THE PROBLEM
Repeat each line of the material below exactly as it appears, minus any pictures.

☆ ☆ ☆

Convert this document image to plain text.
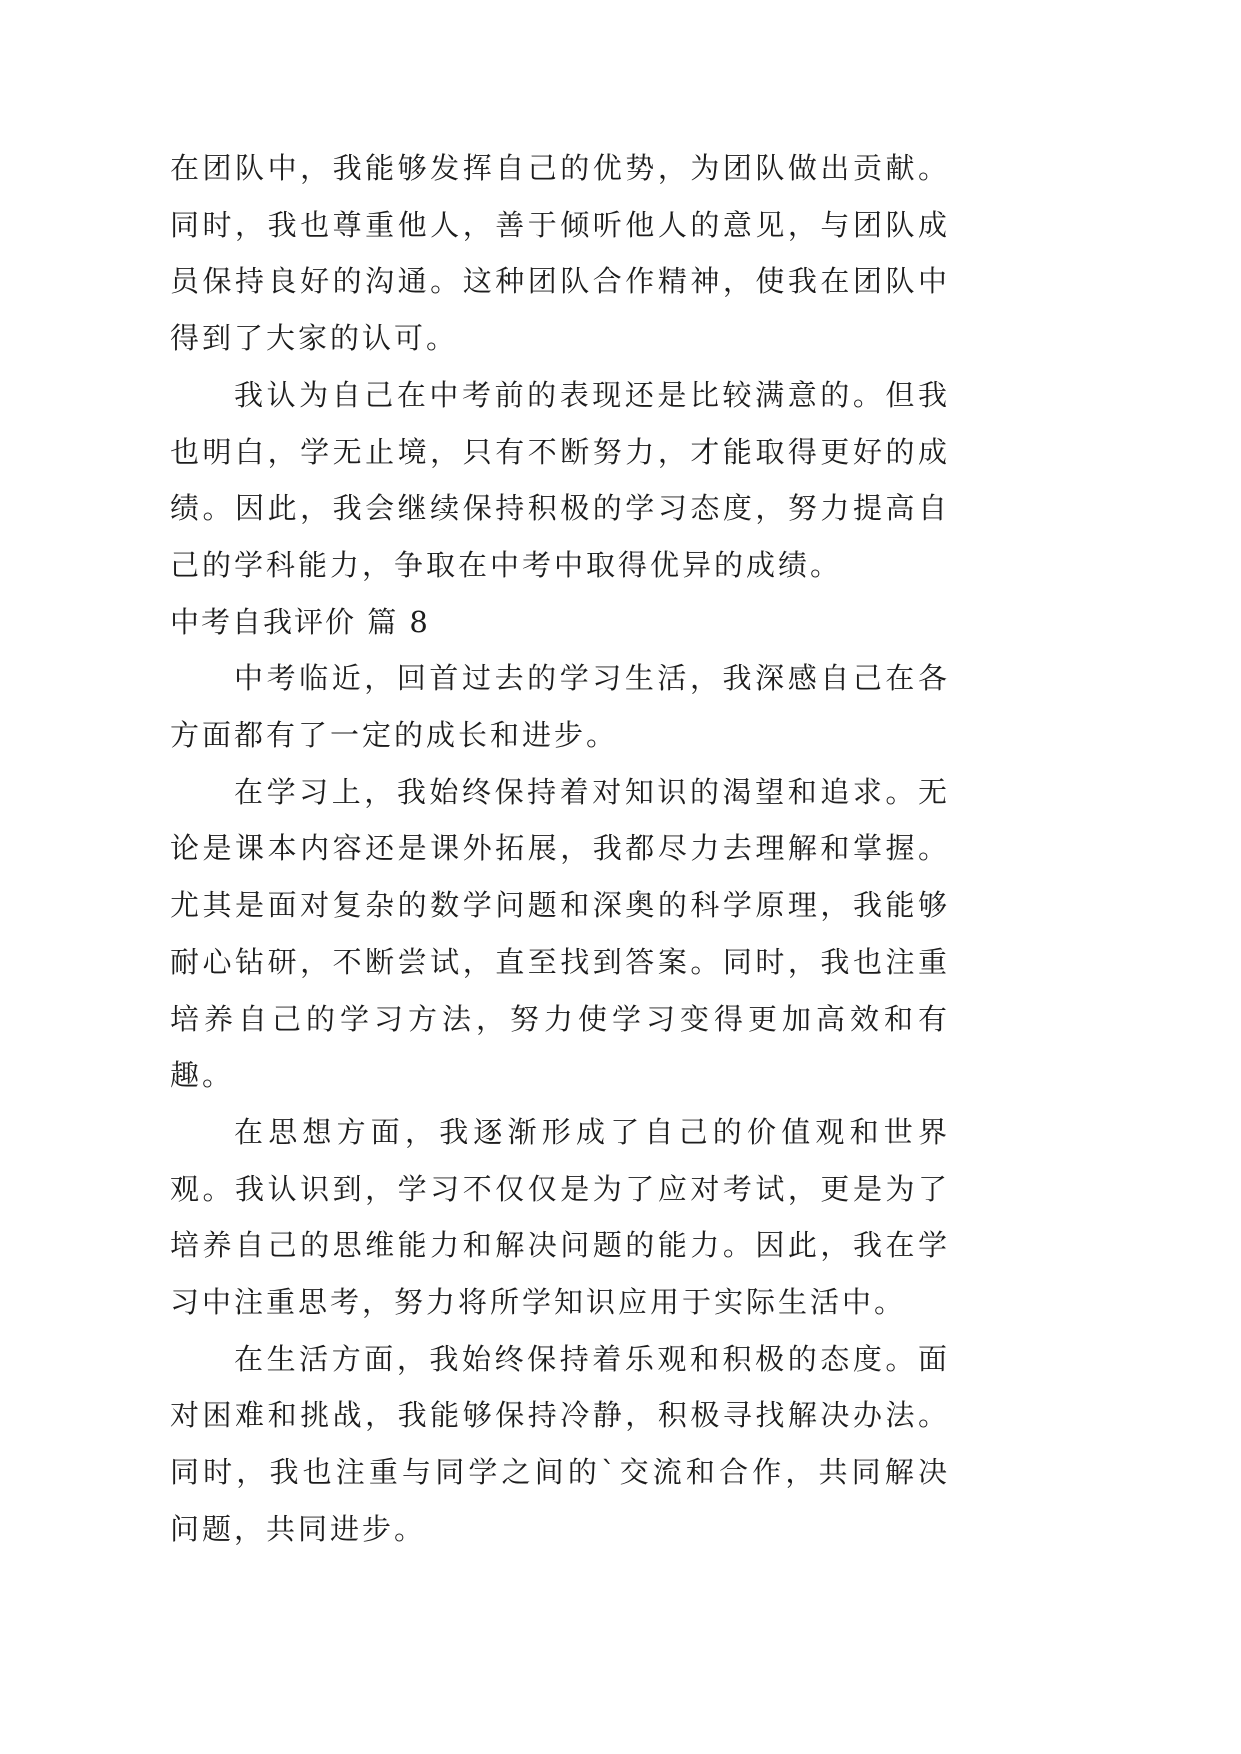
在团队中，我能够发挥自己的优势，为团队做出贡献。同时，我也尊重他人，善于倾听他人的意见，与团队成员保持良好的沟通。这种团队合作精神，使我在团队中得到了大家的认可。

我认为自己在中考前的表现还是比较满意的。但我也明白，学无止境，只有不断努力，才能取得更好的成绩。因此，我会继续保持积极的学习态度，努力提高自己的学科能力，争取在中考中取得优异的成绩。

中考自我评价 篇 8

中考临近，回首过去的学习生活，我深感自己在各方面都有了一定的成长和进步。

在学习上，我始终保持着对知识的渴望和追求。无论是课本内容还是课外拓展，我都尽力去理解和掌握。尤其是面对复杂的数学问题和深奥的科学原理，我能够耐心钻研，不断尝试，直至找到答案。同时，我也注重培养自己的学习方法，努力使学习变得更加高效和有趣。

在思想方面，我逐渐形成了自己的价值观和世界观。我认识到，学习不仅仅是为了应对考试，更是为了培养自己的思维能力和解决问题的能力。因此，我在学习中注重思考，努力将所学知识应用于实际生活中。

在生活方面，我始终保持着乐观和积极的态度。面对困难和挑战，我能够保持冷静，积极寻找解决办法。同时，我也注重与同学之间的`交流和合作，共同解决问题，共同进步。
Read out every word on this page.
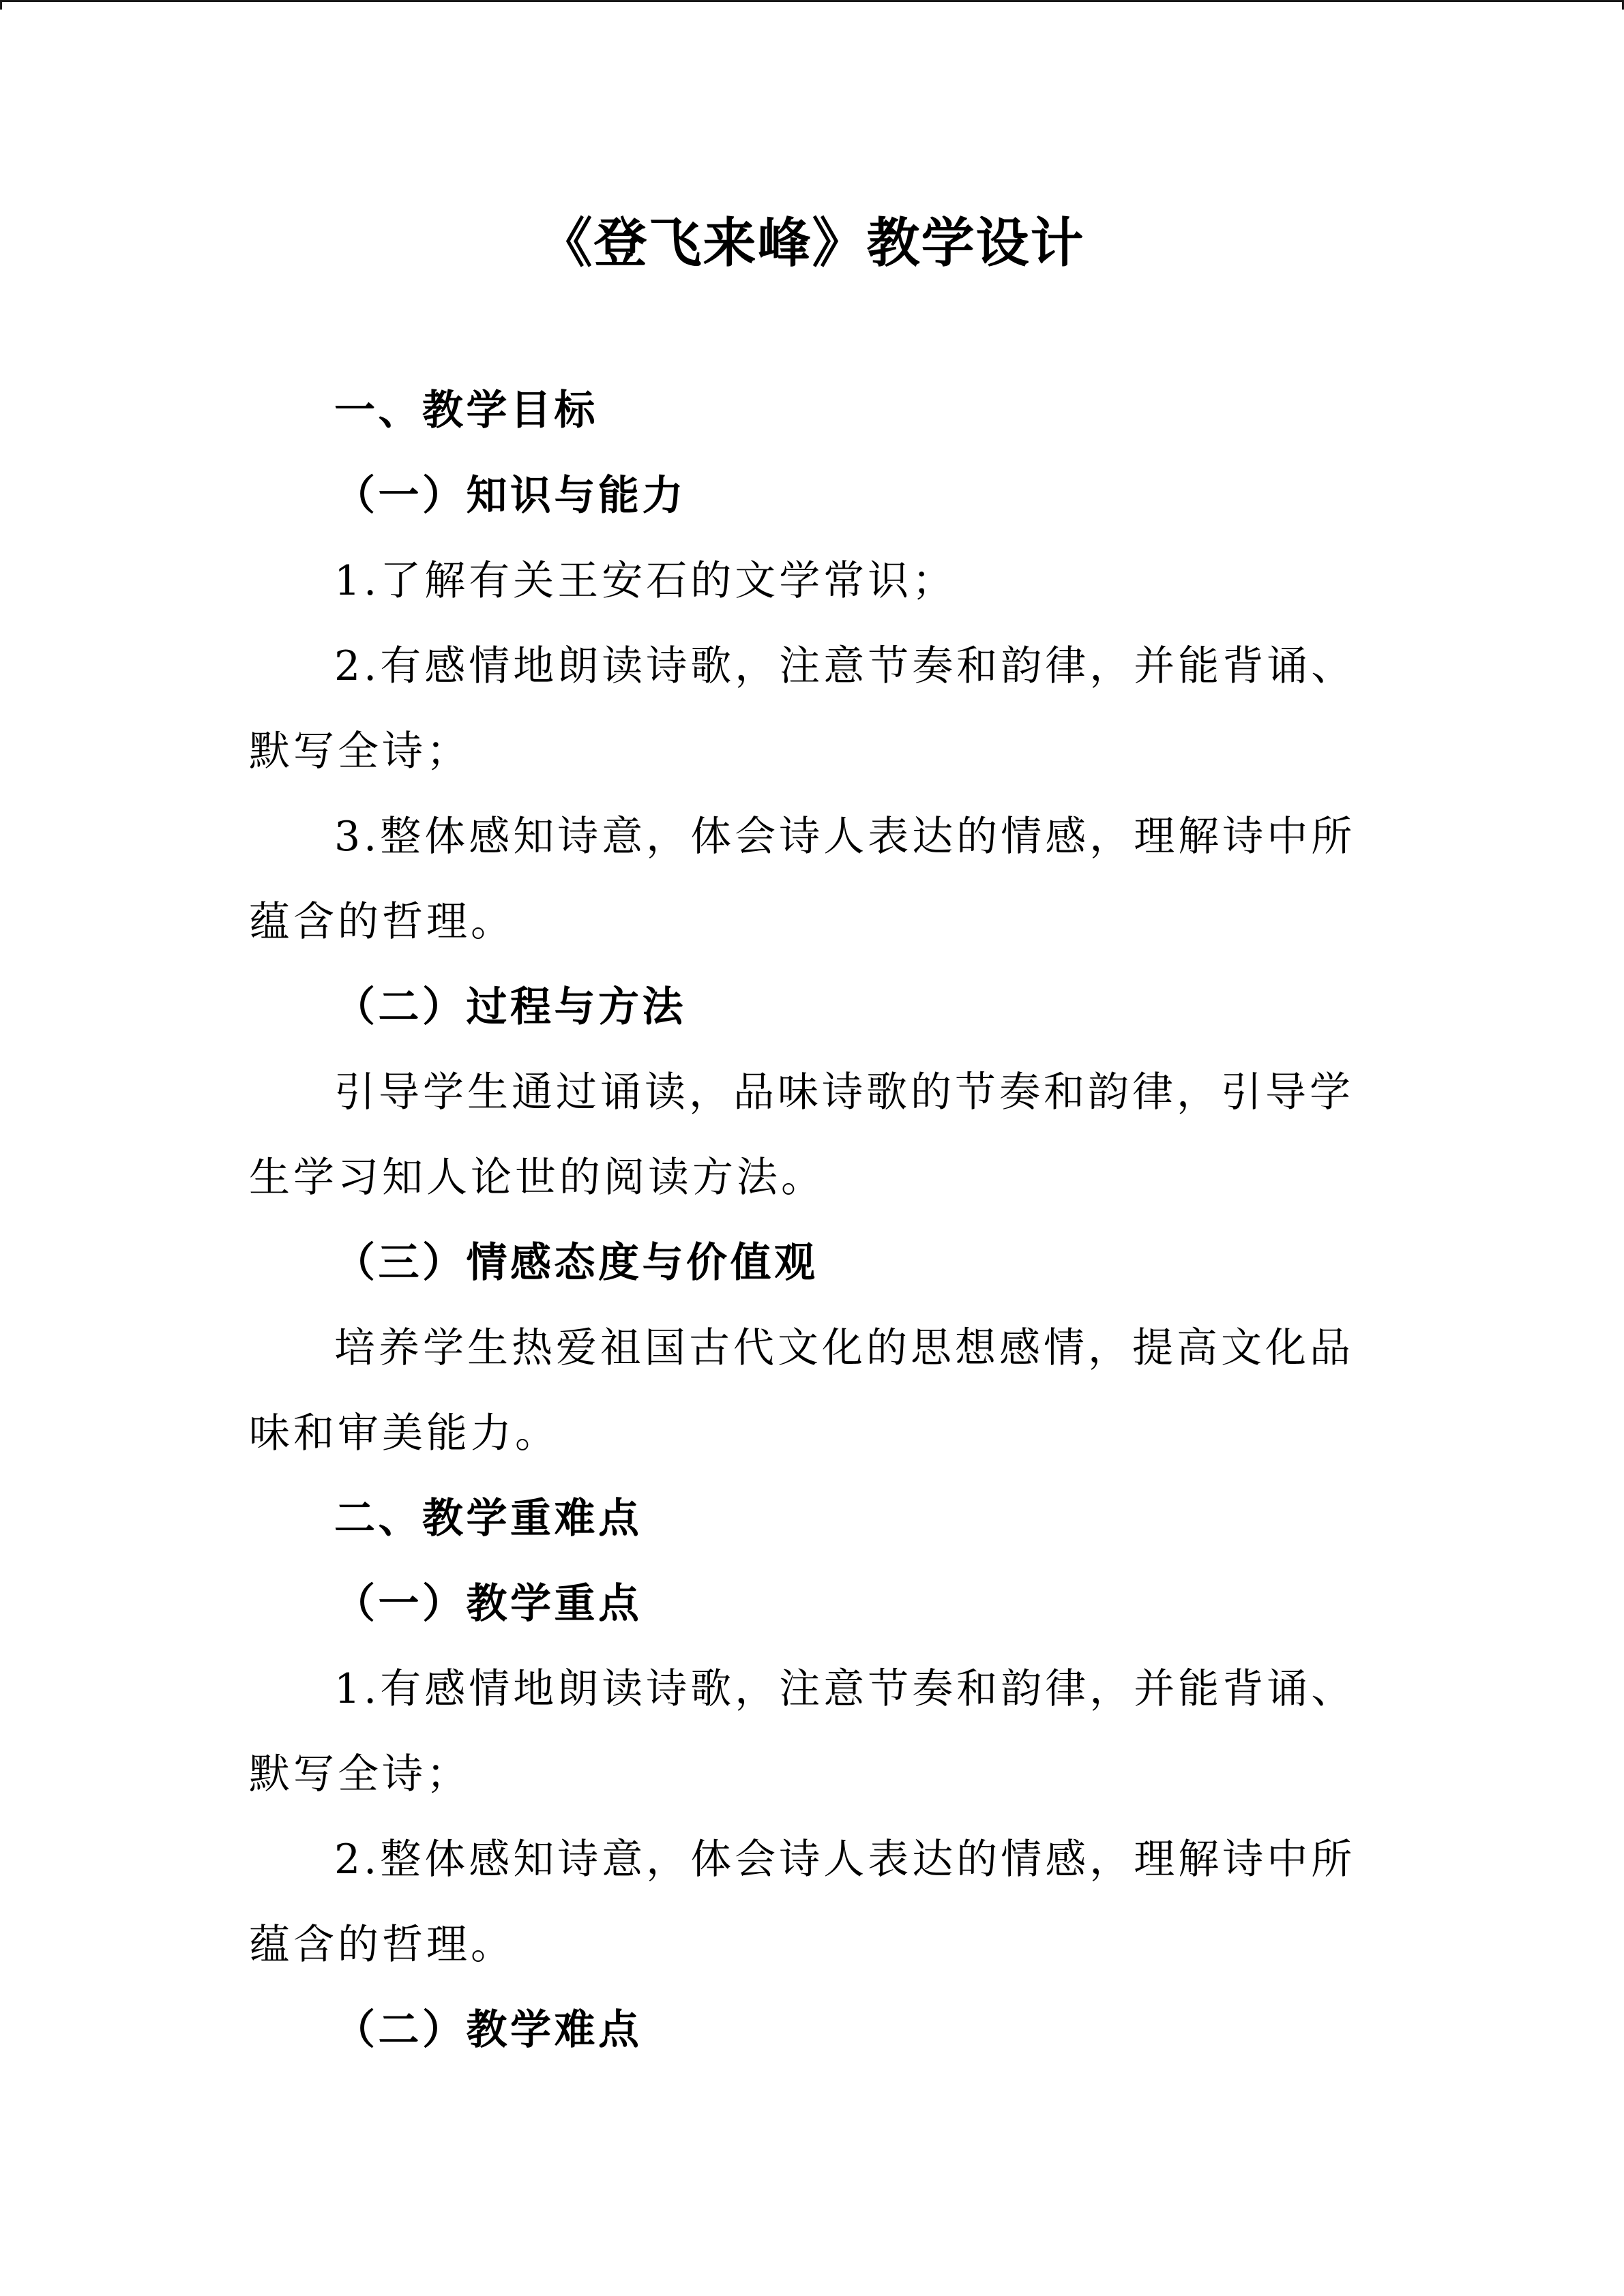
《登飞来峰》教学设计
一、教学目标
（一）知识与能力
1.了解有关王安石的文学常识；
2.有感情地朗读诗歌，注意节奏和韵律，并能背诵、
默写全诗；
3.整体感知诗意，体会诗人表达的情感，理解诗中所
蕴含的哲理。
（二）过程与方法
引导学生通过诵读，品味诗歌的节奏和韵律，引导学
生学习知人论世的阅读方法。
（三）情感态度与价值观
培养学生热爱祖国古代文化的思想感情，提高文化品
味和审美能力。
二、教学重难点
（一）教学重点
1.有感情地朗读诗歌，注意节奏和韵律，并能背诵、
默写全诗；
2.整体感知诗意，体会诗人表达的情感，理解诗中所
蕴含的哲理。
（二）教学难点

☆ ☆ ☆

RESPONSE FOR THIS EXERCISE
Convert this document image to plain text.
在团队中，我能够发挥自己的优势，为团队做出贡献。同时，我也尊重他人，善于倾听他人的意见，与团队成员保持良好的沟通。这种团队合作精神，使我在团队中得到了大家的认可。

我认为自己在中考前的表现还是比较满意的。但我也明白，学无止境，只有不断努力，才能取得更好的成绩。因此，我会继续保持积极的学习态度，努力提高自己的学科能力，争取在中考中取得优异的成绩。

中考自我评价 篇 8

中考临近，回首过去的学习生活，我深感自己在各方面都有了一定的成长和进步。

在学习上，我始终保持着对知识的渴望和追求。无论是课本内容还是课外拓展，我都尽力去理解和掌握。尤其是面对复杂的数学问题和深奥的科学原理，我能够耐心钻研，不断尝试，直至找到答案。同时，我也注重培养自己的学习方法，努力使学习变得更加高效和有趣。

在思想方面，我逐渐形成了自己的价值观和世界观。我认识到，学习不仅仅是为了应对考试，更是为了培养自己的思维能力和解决问题的能力。因此，我在学习中注重思考，努力将所学知识应用于实际生活中。

在生活方面，我始终保持着乐观和积极的态度。面对困难和挑战，我能够保持冷静，积极寻找解决办法。同时，我也注重与同学之间的`交流和合作，共同解决问题，共同进步。
Read out every word on this page.
《登飞来峰》教学设计
一、教学目标
（一）知识与能力
1.了解有关王安石的文学常识；
2.有感情地朗读诗歌，注意节奏和韵律，并能背诵、
默写全诗；
3.整体感知诗意，体会诗人表达的情感，理解诗中所
蕴含的哲理。
（二）过程与方法
引导学生通过诵读，品味诗歌的节奏和韵律，引导学
生学习知人论世的阅读方法。
（三）情感态度与价值观
培养学生热爱祖国古代文化的思想感情，提高文化品
味和审美能力。
二、教学重难点
（一）教学重点
1.有感情地朗读诗歌，注意节奏和韵律，并能背诵、
默写全诗；
2.整体感知诗意，体会诗人表达的情感，理解诗中所
蕴含的哲理。
（二）教学难点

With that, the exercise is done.